- What to produce: Count every line in the following entries where the word "active" appears. Give the count alone.

- Records:
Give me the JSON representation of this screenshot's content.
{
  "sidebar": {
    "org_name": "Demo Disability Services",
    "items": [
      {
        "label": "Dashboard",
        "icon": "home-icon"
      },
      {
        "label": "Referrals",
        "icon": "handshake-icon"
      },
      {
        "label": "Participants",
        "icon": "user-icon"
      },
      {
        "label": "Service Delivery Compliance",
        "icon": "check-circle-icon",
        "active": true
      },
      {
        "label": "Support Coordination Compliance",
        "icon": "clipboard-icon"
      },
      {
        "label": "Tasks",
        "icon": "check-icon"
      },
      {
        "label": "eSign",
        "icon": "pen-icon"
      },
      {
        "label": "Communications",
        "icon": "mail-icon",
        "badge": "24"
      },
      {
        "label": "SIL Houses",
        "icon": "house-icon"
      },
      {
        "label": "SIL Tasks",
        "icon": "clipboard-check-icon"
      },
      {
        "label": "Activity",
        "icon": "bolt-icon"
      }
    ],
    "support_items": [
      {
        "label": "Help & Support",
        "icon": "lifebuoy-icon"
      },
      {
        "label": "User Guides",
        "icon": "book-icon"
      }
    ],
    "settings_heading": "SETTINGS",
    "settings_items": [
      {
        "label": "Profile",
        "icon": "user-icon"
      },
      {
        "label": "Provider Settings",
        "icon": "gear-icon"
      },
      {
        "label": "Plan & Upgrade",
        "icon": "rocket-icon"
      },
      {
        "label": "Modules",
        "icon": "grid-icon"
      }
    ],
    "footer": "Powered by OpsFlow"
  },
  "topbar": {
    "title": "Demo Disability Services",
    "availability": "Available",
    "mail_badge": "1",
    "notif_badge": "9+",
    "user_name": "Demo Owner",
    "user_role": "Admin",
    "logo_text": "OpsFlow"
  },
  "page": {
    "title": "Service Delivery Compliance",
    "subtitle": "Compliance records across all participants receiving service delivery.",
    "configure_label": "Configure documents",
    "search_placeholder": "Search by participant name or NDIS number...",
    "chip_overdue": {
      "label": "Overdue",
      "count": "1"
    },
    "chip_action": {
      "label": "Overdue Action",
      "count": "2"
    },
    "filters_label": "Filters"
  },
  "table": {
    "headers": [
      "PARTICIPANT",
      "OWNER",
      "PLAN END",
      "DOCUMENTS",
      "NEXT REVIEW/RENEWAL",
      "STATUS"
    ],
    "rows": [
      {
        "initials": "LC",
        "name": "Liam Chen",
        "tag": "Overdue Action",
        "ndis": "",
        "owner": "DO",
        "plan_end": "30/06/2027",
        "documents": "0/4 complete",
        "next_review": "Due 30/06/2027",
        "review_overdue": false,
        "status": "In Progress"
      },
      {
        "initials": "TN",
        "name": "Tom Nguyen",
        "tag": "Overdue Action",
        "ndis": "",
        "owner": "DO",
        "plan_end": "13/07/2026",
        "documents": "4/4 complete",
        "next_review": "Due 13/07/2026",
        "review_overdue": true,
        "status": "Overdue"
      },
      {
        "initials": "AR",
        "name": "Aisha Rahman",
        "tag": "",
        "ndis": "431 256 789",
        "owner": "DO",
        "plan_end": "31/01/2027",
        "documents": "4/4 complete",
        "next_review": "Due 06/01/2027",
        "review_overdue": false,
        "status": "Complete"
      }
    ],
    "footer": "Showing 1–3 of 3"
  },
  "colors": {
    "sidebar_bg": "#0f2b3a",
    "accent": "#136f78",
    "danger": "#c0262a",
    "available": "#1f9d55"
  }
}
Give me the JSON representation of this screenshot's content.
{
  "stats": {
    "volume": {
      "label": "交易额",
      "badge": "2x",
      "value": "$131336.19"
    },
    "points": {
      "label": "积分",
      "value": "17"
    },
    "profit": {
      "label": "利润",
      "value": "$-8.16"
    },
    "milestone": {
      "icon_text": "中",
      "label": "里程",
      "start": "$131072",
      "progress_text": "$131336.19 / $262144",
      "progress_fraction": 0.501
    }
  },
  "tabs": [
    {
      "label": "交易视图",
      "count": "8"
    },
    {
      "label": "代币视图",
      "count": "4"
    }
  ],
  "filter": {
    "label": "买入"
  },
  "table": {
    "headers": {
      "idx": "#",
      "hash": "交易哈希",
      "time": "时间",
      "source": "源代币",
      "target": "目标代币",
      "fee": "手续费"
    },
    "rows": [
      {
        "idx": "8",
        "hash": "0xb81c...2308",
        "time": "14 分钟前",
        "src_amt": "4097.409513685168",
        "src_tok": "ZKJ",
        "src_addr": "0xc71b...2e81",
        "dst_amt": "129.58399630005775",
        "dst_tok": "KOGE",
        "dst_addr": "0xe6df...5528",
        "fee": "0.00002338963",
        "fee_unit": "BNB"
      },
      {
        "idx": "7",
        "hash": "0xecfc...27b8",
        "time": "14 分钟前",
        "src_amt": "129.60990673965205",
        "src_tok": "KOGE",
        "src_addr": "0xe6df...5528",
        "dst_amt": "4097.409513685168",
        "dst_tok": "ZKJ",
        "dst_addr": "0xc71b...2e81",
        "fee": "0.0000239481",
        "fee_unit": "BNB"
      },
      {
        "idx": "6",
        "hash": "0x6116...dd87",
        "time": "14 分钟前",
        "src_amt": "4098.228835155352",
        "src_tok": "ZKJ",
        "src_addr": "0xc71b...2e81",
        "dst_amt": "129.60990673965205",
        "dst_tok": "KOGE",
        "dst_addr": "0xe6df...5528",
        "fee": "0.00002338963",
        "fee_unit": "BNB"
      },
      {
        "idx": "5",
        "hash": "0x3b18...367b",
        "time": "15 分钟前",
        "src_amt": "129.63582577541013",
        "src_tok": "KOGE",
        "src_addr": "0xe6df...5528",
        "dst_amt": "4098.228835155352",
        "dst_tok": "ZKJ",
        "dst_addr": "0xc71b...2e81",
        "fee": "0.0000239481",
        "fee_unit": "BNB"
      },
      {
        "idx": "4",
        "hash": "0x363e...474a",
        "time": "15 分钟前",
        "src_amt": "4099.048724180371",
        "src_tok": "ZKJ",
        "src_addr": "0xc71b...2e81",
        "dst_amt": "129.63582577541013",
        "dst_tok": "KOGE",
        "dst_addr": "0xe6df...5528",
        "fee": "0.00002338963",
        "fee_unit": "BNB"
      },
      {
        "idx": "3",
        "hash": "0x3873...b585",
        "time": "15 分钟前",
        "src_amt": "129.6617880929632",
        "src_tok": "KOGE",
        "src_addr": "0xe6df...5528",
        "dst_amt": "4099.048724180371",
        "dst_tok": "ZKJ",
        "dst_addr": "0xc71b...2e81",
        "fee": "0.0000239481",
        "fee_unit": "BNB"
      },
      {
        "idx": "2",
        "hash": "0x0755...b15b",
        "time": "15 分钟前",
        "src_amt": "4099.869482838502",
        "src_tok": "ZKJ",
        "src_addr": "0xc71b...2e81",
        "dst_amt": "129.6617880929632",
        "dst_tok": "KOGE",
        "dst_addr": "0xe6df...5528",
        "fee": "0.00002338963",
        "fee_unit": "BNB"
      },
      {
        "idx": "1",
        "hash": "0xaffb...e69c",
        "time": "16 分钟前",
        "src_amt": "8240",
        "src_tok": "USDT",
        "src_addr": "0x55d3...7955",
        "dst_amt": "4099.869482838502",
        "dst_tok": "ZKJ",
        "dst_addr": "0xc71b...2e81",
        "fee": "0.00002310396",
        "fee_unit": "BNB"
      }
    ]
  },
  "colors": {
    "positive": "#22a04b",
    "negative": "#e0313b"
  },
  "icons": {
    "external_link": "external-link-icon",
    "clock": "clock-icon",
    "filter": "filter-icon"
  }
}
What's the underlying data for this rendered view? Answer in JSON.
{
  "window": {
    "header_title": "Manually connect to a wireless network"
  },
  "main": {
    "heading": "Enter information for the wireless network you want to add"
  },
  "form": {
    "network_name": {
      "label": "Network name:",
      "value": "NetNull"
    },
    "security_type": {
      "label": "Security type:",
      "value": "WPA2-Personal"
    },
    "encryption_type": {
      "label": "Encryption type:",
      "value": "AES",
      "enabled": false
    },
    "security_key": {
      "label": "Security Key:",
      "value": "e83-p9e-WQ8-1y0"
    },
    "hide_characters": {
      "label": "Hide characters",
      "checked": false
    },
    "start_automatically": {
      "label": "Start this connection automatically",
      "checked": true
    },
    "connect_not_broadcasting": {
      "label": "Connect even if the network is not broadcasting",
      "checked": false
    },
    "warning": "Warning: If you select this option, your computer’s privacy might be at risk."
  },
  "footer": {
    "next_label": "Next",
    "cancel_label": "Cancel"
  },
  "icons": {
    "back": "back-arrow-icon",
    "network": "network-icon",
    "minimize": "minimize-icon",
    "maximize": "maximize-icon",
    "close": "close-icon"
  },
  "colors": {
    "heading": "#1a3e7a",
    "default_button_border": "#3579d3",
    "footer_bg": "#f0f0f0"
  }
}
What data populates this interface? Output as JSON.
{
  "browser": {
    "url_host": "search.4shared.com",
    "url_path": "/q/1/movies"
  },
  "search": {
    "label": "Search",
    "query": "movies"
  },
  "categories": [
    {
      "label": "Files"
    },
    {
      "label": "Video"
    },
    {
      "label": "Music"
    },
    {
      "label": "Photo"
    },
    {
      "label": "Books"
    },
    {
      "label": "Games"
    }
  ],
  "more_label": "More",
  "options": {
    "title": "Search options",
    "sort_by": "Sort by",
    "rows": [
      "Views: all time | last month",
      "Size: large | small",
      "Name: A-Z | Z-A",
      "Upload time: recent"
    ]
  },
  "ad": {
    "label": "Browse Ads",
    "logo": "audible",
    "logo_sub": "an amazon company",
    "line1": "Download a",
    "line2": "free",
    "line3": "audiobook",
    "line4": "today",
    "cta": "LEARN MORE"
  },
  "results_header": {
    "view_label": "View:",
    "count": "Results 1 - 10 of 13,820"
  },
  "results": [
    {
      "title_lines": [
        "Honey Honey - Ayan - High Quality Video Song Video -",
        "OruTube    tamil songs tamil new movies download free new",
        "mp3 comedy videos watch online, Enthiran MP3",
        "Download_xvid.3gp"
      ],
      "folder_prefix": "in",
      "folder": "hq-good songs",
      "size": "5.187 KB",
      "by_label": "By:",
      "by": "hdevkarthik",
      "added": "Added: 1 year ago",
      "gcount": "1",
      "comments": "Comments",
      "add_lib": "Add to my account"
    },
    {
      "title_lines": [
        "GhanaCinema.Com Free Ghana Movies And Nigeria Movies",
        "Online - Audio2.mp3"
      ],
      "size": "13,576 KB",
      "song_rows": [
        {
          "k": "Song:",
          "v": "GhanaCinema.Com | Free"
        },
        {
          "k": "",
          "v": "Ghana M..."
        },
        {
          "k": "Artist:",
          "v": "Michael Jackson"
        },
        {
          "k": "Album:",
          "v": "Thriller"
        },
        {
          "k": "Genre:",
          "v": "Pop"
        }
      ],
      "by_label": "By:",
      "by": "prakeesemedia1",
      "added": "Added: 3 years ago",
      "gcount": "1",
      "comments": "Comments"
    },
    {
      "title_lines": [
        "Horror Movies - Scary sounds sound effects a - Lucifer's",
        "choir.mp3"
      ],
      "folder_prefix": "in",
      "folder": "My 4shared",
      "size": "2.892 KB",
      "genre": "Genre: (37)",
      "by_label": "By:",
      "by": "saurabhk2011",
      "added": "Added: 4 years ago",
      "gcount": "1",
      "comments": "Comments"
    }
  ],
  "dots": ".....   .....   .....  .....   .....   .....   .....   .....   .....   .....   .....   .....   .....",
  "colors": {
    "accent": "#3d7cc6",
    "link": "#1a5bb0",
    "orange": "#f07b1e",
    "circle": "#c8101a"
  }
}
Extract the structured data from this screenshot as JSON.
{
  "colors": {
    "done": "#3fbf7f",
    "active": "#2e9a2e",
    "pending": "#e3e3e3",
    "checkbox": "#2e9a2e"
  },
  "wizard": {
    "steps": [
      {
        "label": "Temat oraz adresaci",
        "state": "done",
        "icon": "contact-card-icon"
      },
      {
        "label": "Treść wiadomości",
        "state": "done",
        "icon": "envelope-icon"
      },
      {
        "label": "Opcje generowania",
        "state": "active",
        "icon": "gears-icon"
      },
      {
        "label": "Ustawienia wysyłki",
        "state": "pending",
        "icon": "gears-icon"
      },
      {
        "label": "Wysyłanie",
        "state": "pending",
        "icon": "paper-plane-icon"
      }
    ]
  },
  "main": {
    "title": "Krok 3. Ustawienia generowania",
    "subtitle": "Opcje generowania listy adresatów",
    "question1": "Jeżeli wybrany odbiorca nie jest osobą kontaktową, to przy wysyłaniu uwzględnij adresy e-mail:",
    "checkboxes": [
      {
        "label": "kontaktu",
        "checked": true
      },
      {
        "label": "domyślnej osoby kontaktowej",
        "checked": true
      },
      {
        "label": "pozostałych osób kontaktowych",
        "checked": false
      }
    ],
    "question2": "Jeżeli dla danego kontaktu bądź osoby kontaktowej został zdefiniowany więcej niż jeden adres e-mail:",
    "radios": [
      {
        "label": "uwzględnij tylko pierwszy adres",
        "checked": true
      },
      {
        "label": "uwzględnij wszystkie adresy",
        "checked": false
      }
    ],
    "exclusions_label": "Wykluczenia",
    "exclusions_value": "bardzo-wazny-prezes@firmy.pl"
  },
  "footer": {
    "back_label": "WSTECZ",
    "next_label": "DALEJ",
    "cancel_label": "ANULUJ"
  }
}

- Solution below: 3